(Exercise description):
Determine how many lines of the records include "ffffff", and answer with the number alone.

— Start —

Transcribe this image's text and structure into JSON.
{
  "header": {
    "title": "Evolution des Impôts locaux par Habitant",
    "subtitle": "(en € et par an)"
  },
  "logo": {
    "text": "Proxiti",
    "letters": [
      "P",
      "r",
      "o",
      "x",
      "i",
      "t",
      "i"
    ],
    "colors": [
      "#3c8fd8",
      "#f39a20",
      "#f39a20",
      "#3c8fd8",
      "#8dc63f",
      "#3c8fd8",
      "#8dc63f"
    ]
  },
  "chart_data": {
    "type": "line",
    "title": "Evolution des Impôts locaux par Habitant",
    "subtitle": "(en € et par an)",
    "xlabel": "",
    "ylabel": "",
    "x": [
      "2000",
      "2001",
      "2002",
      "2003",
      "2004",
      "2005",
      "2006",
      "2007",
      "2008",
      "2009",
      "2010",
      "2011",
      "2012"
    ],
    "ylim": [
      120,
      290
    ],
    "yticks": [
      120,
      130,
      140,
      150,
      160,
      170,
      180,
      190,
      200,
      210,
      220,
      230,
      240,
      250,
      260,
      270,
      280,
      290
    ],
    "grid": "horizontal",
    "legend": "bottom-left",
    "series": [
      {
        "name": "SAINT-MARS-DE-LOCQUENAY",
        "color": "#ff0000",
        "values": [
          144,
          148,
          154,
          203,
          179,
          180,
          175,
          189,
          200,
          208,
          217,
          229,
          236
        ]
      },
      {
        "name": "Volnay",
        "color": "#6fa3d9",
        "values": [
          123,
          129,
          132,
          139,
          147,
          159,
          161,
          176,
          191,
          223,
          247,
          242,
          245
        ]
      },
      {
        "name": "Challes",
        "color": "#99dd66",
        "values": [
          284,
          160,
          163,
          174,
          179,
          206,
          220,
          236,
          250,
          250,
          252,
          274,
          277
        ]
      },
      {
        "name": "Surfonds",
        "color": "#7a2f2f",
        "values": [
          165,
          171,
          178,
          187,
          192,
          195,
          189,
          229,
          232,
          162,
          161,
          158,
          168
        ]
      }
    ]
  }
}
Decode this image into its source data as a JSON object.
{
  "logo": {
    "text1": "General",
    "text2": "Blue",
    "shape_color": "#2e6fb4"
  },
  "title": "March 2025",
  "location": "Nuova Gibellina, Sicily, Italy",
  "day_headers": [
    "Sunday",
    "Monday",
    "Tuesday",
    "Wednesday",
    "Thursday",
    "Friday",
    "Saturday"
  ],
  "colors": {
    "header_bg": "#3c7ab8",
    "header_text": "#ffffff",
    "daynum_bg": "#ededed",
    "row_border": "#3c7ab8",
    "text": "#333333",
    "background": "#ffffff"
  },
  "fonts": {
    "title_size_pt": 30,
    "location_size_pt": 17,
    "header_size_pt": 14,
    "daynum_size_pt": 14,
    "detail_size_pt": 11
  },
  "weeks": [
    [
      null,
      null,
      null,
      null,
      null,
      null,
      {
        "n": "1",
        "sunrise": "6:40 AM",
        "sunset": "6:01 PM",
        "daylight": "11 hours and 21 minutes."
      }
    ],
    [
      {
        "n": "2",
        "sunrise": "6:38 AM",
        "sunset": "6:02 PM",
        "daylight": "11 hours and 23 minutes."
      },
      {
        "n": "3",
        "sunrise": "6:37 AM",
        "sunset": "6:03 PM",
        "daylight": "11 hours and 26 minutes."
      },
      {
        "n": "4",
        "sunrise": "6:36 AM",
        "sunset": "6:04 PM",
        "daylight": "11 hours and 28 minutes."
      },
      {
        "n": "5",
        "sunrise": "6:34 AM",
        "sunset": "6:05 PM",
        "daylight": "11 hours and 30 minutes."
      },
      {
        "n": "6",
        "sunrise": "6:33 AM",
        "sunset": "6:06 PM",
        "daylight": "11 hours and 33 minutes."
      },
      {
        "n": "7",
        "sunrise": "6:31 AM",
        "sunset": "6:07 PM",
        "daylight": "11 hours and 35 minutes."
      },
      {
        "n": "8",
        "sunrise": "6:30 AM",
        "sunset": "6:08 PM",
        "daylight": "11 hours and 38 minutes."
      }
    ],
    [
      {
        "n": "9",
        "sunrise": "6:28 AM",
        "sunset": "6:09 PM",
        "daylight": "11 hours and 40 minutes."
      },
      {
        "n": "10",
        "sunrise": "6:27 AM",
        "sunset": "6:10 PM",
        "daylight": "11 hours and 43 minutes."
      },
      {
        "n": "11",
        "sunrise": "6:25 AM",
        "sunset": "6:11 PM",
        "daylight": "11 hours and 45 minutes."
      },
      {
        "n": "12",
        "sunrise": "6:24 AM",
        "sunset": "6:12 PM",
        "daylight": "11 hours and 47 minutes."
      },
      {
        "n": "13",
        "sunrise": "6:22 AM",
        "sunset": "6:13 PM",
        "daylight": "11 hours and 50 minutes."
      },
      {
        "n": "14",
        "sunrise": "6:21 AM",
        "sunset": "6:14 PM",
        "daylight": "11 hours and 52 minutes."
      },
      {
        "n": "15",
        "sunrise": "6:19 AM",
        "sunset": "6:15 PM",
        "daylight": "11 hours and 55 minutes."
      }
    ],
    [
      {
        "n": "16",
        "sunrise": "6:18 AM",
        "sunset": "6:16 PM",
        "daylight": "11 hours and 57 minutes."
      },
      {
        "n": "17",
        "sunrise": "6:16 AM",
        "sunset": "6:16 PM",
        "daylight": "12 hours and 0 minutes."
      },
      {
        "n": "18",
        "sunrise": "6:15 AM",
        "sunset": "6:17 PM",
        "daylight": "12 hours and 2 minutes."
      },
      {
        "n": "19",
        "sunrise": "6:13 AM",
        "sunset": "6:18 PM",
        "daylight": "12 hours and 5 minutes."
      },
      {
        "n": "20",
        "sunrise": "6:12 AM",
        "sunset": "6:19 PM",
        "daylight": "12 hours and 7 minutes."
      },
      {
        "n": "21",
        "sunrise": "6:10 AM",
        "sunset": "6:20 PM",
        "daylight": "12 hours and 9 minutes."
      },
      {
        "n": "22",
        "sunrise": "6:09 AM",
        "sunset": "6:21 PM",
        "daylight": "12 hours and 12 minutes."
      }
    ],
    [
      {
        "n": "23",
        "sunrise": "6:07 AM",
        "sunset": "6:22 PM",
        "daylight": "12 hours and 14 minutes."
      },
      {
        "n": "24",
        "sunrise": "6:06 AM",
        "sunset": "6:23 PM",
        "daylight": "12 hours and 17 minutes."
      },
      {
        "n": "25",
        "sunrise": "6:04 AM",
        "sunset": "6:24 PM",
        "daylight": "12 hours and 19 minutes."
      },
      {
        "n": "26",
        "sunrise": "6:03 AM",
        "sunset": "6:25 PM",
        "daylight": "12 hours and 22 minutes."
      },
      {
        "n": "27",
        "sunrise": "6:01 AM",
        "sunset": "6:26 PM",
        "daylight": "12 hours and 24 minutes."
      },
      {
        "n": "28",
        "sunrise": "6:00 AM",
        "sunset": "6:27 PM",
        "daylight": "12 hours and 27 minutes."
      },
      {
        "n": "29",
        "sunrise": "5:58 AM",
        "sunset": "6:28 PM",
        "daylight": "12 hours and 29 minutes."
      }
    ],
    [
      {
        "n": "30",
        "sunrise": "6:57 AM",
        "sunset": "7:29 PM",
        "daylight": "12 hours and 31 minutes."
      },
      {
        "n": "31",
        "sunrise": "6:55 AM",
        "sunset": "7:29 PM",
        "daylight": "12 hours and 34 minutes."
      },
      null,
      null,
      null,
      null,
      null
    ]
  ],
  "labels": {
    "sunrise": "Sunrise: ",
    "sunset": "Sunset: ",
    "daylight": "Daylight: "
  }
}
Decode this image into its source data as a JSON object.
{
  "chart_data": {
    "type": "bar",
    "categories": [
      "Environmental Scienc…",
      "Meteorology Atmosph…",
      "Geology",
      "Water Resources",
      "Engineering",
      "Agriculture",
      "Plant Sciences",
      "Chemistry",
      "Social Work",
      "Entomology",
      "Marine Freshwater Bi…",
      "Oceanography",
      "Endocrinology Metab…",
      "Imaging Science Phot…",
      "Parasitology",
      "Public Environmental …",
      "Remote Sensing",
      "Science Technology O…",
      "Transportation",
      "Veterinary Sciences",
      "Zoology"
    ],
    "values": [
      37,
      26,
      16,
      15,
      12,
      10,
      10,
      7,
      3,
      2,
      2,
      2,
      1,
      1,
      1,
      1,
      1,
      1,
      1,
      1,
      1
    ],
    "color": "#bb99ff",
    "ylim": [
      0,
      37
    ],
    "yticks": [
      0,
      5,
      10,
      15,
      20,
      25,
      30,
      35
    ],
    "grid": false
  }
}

— End —

(Task response):
2